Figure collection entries
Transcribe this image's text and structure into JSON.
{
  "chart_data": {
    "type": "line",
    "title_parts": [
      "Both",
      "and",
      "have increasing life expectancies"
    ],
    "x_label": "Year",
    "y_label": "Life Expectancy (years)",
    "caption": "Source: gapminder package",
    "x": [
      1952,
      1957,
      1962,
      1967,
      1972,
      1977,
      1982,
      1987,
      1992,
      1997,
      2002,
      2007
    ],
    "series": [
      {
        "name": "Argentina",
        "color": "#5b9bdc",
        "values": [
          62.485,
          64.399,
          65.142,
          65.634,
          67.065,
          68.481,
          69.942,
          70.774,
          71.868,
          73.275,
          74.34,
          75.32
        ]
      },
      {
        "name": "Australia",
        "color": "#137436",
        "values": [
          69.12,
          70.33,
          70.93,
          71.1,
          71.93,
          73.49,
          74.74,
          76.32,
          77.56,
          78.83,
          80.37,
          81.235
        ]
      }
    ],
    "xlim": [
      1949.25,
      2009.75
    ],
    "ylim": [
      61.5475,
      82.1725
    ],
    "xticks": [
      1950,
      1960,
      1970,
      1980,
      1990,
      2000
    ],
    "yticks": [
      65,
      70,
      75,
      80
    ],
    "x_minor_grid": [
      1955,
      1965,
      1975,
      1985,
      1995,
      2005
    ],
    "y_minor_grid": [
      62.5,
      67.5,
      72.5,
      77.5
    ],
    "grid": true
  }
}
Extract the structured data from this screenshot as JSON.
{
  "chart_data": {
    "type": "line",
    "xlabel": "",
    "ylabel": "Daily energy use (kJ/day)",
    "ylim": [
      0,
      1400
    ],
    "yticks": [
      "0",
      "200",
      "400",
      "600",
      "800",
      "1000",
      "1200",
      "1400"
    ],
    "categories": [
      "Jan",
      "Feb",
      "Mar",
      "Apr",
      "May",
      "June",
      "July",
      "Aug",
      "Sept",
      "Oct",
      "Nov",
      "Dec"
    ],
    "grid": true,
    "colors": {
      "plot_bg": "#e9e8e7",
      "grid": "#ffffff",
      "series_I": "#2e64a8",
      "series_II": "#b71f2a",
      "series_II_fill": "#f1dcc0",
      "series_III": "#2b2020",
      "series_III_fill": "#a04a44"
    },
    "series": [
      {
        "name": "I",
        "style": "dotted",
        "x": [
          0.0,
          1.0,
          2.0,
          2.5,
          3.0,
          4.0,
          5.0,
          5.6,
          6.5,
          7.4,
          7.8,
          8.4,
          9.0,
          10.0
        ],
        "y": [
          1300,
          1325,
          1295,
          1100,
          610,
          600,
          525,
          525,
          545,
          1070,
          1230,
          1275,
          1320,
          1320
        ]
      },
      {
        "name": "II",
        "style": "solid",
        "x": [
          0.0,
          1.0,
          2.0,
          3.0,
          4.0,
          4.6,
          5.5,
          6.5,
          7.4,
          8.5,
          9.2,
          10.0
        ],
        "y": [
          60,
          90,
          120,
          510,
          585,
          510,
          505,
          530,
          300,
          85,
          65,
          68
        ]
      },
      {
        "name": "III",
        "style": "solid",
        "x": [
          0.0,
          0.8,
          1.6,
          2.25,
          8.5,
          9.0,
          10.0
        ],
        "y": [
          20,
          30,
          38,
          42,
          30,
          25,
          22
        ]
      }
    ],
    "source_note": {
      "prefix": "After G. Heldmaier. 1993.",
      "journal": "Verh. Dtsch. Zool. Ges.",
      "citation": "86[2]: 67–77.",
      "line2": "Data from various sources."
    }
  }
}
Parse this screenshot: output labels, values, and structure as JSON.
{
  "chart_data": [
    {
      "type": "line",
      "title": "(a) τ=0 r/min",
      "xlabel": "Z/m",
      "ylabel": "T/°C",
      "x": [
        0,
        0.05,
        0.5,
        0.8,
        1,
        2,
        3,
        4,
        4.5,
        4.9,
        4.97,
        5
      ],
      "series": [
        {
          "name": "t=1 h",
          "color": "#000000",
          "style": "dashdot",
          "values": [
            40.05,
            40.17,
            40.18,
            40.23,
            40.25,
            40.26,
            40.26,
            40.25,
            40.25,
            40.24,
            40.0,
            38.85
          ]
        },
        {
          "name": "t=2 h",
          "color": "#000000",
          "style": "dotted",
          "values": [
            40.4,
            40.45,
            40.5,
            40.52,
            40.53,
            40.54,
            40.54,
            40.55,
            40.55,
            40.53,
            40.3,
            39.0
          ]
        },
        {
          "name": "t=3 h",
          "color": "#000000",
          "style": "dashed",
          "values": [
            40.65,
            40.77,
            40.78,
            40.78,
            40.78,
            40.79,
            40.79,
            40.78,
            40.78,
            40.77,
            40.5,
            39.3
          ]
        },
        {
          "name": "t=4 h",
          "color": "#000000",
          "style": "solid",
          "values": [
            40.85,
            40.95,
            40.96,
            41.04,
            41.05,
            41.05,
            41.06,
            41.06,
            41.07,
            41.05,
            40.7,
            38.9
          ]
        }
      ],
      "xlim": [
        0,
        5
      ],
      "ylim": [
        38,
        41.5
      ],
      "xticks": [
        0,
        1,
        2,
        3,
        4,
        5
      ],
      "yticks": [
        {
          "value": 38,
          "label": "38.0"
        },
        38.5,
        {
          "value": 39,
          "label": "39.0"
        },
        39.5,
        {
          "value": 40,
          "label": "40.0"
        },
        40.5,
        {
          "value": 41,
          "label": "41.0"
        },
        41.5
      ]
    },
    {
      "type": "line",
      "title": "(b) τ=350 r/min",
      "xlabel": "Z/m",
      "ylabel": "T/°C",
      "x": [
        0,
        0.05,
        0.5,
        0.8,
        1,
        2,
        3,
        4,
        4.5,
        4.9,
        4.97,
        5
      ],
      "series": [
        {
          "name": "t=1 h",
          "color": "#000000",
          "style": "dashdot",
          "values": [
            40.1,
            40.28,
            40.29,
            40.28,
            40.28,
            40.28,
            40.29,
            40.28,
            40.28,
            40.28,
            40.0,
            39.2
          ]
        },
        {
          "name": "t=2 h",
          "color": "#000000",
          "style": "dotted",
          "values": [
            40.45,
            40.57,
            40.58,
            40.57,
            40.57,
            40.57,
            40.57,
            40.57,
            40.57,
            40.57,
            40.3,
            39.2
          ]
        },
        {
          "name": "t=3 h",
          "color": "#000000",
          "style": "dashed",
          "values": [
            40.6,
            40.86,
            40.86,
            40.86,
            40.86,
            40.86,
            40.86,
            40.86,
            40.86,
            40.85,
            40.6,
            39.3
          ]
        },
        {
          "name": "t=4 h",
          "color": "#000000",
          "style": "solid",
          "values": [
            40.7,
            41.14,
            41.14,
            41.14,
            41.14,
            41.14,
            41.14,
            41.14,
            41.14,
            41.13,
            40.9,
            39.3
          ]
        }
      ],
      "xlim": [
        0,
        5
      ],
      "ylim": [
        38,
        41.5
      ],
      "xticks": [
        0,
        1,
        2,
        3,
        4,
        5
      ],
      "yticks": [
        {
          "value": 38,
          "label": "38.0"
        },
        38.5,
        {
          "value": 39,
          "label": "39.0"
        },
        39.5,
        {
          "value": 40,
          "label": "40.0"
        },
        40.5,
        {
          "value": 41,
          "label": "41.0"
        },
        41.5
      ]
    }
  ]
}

### EXERCISE BRIEF
For each line in the data above that contains the string "JSON", extract the line.

### PROBLEM SOLUTION
Transcribe this image's text and structure into JSON.
Extract the structured data from this screenshot as JSON.
Parse this screenshot: output labels, values, and structure as JSON.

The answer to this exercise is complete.